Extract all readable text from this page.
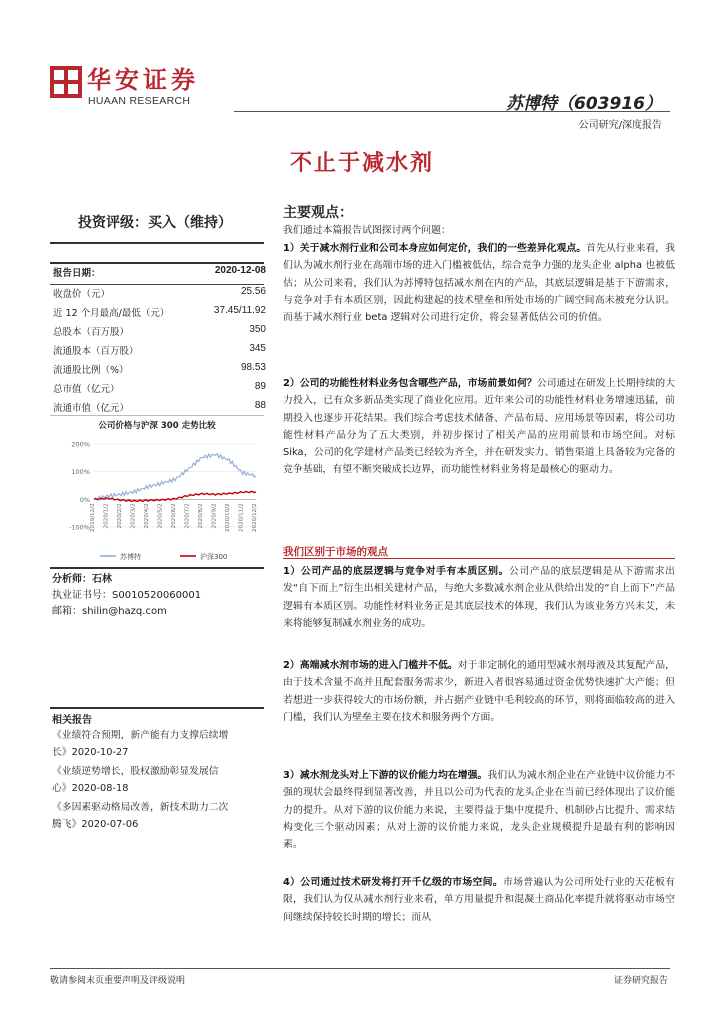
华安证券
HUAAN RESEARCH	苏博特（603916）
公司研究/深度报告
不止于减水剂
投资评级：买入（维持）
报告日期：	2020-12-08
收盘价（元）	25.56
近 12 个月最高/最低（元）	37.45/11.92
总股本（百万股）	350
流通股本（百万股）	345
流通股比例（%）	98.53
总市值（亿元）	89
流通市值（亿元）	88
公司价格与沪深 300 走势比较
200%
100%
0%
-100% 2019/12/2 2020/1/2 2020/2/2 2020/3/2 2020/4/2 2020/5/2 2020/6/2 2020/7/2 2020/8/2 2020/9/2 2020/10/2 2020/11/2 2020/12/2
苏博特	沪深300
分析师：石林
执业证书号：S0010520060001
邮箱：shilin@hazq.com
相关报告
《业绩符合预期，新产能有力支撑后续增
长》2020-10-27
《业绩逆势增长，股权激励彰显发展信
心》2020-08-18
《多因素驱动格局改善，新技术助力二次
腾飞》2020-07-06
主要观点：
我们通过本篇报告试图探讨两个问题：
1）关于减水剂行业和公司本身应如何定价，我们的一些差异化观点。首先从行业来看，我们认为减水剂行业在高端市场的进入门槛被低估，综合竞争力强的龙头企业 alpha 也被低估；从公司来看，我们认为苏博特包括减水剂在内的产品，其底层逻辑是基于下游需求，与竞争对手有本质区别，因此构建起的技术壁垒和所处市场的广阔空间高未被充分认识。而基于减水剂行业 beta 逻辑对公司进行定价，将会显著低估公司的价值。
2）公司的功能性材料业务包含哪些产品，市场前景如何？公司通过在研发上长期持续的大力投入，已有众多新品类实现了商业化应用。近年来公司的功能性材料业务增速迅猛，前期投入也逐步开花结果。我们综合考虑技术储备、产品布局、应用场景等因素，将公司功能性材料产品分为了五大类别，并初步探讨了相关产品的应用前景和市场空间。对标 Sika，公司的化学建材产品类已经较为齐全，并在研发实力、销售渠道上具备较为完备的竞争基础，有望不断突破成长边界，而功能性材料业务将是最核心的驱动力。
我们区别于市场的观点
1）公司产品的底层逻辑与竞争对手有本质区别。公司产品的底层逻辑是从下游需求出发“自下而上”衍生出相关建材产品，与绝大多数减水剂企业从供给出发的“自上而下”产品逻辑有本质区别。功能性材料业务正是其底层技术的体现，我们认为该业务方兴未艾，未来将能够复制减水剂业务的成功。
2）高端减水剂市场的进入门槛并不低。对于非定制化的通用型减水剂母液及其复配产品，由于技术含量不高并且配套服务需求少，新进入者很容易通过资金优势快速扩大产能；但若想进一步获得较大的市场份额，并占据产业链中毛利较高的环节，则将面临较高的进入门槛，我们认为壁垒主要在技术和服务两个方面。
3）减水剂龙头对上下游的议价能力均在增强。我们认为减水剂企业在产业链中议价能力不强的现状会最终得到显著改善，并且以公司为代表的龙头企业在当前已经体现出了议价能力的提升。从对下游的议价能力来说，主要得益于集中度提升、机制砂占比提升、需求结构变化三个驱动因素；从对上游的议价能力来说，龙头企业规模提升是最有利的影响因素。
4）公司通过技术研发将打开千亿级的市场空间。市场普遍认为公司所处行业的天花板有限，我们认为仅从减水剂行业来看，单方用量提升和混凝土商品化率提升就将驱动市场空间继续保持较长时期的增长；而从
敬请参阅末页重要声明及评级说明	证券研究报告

...

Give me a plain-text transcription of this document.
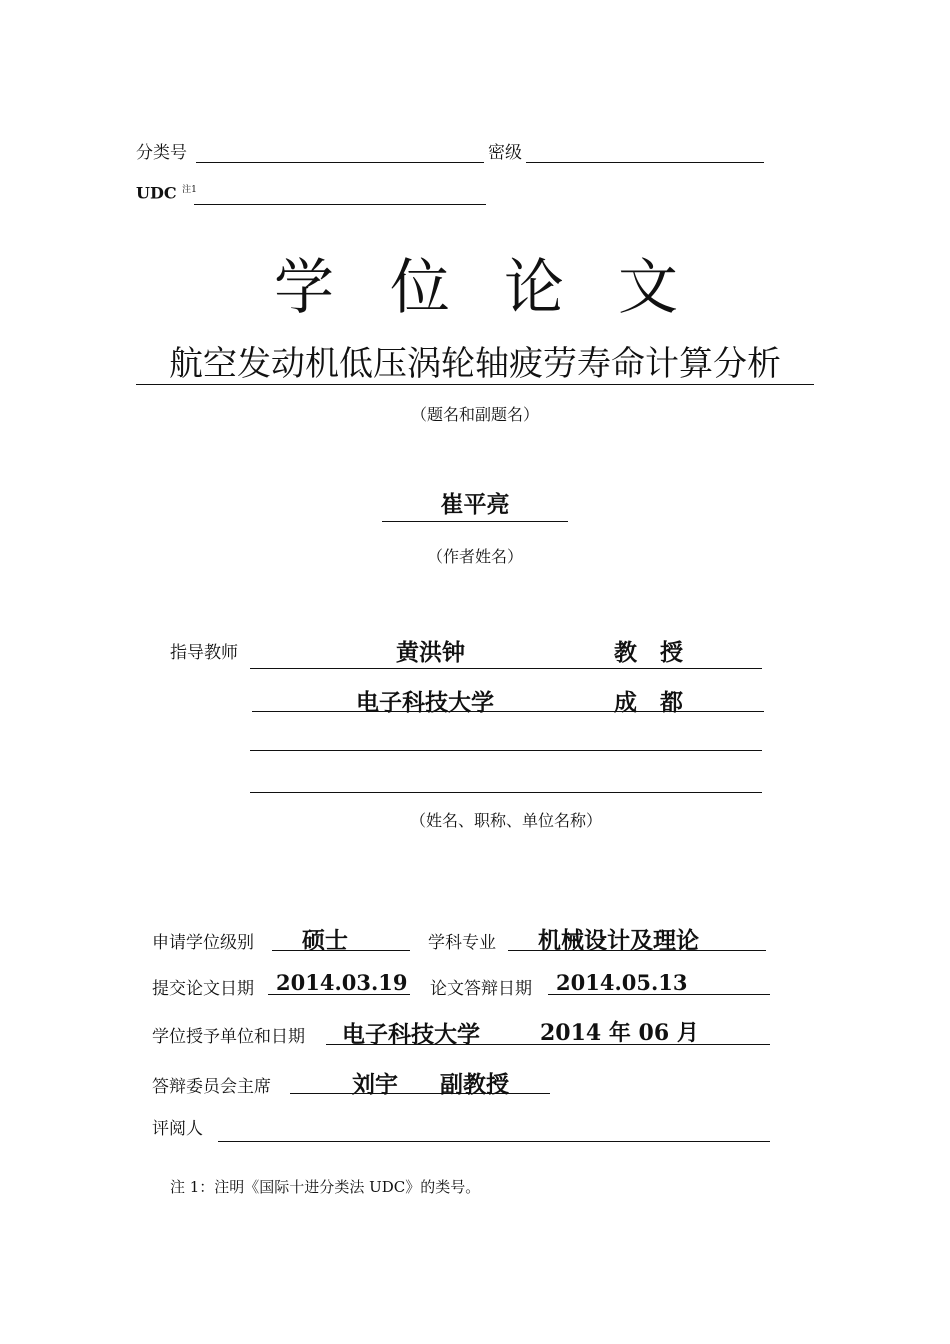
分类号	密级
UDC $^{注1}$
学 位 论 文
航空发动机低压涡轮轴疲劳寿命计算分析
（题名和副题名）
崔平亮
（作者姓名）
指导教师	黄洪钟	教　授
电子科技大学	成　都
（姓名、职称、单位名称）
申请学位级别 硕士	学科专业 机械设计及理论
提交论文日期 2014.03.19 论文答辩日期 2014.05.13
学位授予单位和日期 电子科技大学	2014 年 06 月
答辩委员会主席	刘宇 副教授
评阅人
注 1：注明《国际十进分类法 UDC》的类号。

...

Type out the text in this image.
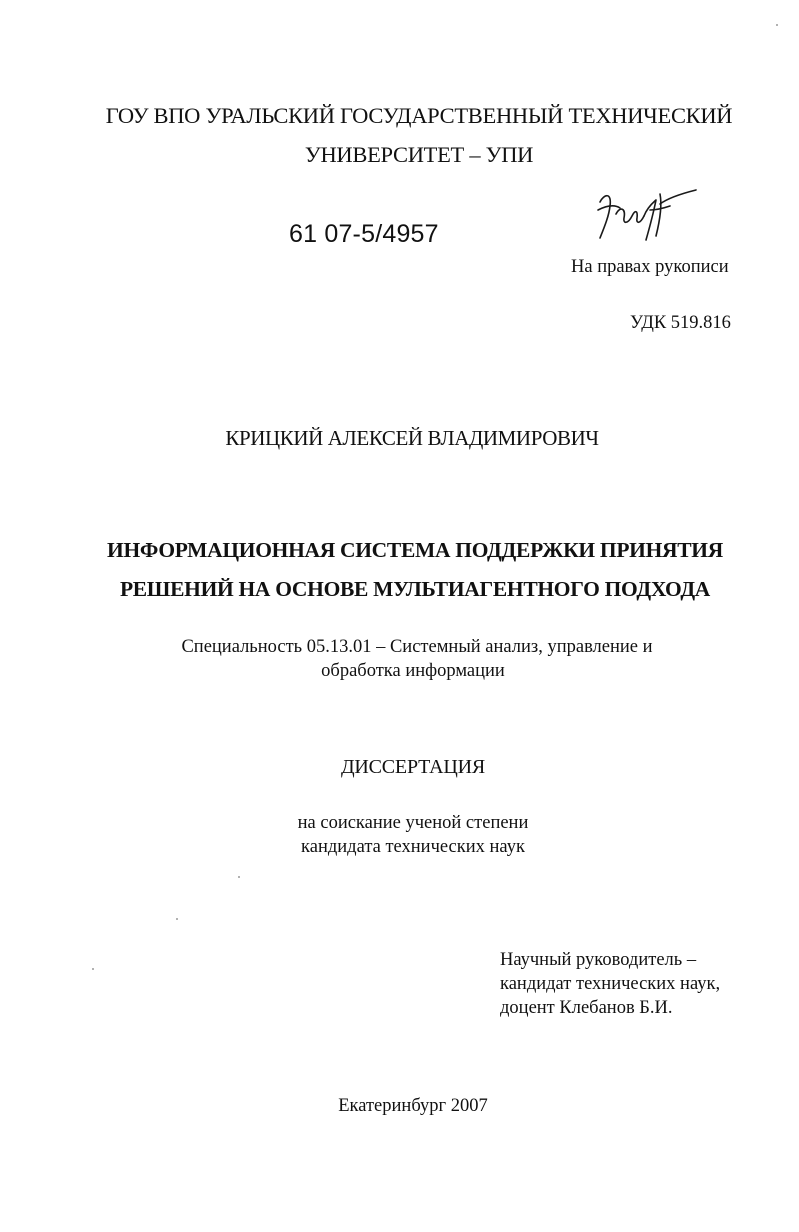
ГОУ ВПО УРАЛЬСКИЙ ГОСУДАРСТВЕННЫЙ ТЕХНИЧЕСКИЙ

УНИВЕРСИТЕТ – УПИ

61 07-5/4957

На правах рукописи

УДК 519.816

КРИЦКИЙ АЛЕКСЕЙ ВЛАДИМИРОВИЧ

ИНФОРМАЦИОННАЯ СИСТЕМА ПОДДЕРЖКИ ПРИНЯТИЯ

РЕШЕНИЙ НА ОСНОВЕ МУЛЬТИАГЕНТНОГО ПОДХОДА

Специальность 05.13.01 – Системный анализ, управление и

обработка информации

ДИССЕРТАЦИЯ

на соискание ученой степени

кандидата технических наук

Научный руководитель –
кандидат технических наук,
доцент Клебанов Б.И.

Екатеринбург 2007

» What to work on
Every line of the listing that holds "this" should be found and copied.

» Final result
Extract all readable text from this page.
Give me a plain-text transcription of this document.
Type out the text in this image.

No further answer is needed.